Data records
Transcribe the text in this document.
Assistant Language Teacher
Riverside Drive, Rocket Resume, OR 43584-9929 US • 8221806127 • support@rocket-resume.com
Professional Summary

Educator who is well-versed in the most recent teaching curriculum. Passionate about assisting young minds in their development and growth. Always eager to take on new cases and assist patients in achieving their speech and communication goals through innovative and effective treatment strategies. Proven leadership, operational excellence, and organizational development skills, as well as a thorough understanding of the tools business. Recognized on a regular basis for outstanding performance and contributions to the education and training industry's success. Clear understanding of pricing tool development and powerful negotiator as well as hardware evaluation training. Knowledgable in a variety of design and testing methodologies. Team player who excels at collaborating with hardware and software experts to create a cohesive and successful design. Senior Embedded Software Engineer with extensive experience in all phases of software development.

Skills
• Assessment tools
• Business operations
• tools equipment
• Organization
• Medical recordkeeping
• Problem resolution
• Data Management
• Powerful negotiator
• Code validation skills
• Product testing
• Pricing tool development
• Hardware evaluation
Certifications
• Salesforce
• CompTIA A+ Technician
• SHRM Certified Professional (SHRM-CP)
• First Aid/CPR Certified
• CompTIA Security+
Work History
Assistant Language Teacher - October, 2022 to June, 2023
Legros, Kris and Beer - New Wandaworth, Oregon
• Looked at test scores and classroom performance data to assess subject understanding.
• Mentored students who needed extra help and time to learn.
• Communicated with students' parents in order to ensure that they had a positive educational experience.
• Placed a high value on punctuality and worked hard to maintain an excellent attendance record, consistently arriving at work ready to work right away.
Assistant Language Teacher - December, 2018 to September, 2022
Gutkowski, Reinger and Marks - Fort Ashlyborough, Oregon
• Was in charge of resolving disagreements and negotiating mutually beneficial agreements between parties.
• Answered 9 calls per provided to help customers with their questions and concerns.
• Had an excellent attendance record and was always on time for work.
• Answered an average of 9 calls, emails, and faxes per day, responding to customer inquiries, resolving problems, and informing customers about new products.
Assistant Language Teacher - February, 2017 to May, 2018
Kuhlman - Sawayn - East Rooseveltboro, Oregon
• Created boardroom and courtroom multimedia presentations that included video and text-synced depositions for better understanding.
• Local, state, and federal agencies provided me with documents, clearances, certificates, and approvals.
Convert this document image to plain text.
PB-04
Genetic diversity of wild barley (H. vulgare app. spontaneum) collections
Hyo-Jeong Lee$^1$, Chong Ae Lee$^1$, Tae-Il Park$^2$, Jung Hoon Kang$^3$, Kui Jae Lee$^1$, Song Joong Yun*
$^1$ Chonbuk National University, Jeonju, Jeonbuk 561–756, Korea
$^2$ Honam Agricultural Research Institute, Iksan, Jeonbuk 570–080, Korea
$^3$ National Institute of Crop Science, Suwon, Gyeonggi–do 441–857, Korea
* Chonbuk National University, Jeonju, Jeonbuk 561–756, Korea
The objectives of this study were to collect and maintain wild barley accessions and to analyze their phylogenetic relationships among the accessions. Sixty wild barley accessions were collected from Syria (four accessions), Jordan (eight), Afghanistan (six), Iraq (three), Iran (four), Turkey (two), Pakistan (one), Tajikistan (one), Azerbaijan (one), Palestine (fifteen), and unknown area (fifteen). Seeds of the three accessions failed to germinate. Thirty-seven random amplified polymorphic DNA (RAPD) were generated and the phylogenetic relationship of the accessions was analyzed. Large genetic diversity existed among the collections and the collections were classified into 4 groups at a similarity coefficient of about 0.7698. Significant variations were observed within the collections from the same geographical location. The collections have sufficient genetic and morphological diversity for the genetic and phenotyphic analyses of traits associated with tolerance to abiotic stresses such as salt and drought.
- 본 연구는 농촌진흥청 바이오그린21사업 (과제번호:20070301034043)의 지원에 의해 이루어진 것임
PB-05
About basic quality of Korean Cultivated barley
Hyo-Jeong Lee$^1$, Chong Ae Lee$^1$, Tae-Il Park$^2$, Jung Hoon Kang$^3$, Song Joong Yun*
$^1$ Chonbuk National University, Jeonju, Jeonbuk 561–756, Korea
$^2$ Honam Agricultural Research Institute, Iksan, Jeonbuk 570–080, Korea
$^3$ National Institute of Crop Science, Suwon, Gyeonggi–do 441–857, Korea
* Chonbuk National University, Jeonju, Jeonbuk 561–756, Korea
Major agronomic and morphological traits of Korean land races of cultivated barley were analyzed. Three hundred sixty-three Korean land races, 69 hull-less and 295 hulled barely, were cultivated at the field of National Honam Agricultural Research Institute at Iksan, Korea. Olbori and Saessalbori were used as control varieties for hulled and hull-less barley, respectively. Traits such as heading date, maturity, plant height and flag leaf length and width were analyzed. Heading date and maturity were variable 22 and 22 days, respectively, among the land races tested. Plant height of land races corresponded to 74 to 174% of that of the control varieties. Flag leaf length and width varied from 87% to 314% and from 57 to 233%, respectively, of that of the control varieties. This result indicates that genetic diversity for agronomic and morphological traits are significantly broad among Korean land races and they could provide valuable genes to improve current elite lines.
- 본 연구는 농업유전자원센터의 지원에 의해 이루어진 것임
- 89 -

▸ Try it: This calls for all of the entries above, repeated exactly.

▸ Task solution:
Transcribe the text in this document.
Assistant Language Teacher
Riverside Drive, Rocket Resume, OR 43584-9929 US • 8221806127 • support@rocket-resume.com
Professional Summary

Educator who is well-versed in the most recent teaching curriculum. Passionate about assisting young minds in their development and growth. Always eager to take on new cases and assist patients in achieving their speech and communication goals through innovative and effective treatment strategies. Proven leadership, operational excellence, and organizational development skills, as well as a thorough understanding of the tools business. Recognized on a regular basis for outstanding performance and contributions to the education and training industry's success. Clear understanding of pricing tool development and powerful negotiator as well as hardware evaluation training. Knowledgable in a variety of design and testing methodologies. Team player who excels at collaborating with hardware and software experts to create a cohesive and successful design. Senior Embedded Software Engineer with extensive experience in all phases of software development.

Skills
• Assessment tools
• Business operations
• tools equipment
• Organization
• Medical recordkeeping
• Problem resolution
• Data Management
• Powerful negotiator
• Code validation skills
• Product testing
• Pricing tool development
• Hardware evaluation
Certifications
• Salesforce
• CompTIA A+ Technician
• SHRM Certified Professional (SHRM-CP)
• First Aid/CPR Certified
• CompTIA Security+
Work History
Assistant Language Teacher - October, 2022 to June, 2023
Legros, Kris and Beer - New Wandaworth, Oregon
• Looked at test scores and classroom performance data to assess subject understanding.
• Mentored students who needed extra help and time to learn.
• Communicated with students' parents in order to ensure that they had a positive educational experience.
• Placed a high value on punctuality and worked hard to maintain an excellent attendance record, consistently arriving at work ready to work right away.
Assistant Language Teacher - December, 2018 to September, 2022
Gutkowski, Reinger and Marks - Fort Ashlyborough, Oregon
• Was in charge of resolving disagreements and negotiating mutually beneficial agreements between parties.
• Answered 9 calls per provided to help customers with their questions and concerns.
• Had an excellent attendance record and was always on time for work.
• Answered an average of 9 calls, emails, and faxes per day, responding to customer inquiries, resolving problems, and informing customers about new products.
Assistant Language Teacher - February, 2017 to May, 2018
Kuhlman - Sawayn - East Rooseveltboro, Oregon
• Created boardroom and courtroom multimedia presentations that included video and text-synced depositions for better understanding.
• Local, state, and federal agencies provided me with documents, clearances, certificates, and approvals.
Convert this document image to plain text.
PB-04
Genetic diversity of wild barley (H. vulgare app. spontaneum) collections
Hyo-Jeong Lee$^1$, Chong Ae Lee$^1$, Tae-Il Park$^2$, Jung Hoon Kang$^3$, Kui Jae Lee$^1$, Song Joong Yun*
$^1$ Chonbuk National University, Jeonju, Jeonbuk 561–756, Korea
$^2$ Honam Agricultural Research Institute, Iksan, Jeonbuk 570–080, Korea
$^3$ National Institute of Crop Science, Suwon, Gyeonggi–do 441–857, Korea
* Chonbuk National University, Jeonju, Jeonbuk 561–756, Korea
The objectives of this study were to collect and maintain wild barley accessions and to analyze their phylogenetic relationships among the accessions. Sixty wild barley accessions were collected from Syria (four accessions), Jordan (eight), Afghanistan (six), Iraq (three), Iran (four), Turkey (two), Pakistan (one), Tajikistan (one), Azerbaijan (one), Palestine (fifteen), and unknown area (fifteen). Seeds of the three accessions failed to germinate. Thirty-seven random amplified polymorphic DNA (RAPD) were generated and the phylogenetic relationship of the accessions was analyzed. Large genetic diversity existed among the collections and the collections were classified into 4 groups at a similarity coefficient of about 0.7698. Significant variations were observed within the collections from the same geographical location. The collections have sufficient genetic and morphological diversity for the genetic and phenotyphic analyses of traits associated with tolerance to abiotic stresses such as salt and drought.
- 본 연구는 농촌진흥청 바이오그린21사업 (과제번호:20070301034043)의 지원에 의해 이루어진 것임
PB-05
About basic quality of Korean Cultivated barley
Hyo-Jeong Lee$^1$, Chong Ae Lee$^1$, Tae-Il Park$^2$, Jung Hoon Kang$^3$, Song Joong Yun*
$^1$ Chonbuk National University, Jeonju, Jeonbuk 561–756, Korea
$^2$ Honam Agricultural Research Institute, Iksan, Jeonbuk 570–080, Korea
$^3$ National Institute of Crop Science, Suwon, Gyeonggi–do 441–857, Korea
* Chonbuk National University, Jeonju, Jeonbuk 561–756, Korea
Major agronomic and morphological traits of Korean land races of cultivated barley were analyzed. Three hundred sixty-three Korean land races, 69 hull-less and 295 hulled barely, were cultivated at the field of National Honam Agricultural Research Institute at Iksan, Korea. Olbori and Saessalbori were used as control varieties for hulled and hull-less barley, respectively. Traits such as heading date, maturity, plant height and flag leaf length and width were analyzed. Heading date and maturity were variable 22 and 22 days, respectively, among the land races tested. Plant height of land races corresponded to 74 to 174% of that of the control varieties. Flag leaf length and width varied from 87% to 314% and from 57 to 233%, respectively, of that of the control varieties. This result indicates that genetic diversity for agronomic and morphological traits are significantly broad among Korean land races and they could provide valuable genes to improve current elite lines.
- 본 연구는 농업유전자원센터의 지원에 의해 이루어진 것임
- 89 -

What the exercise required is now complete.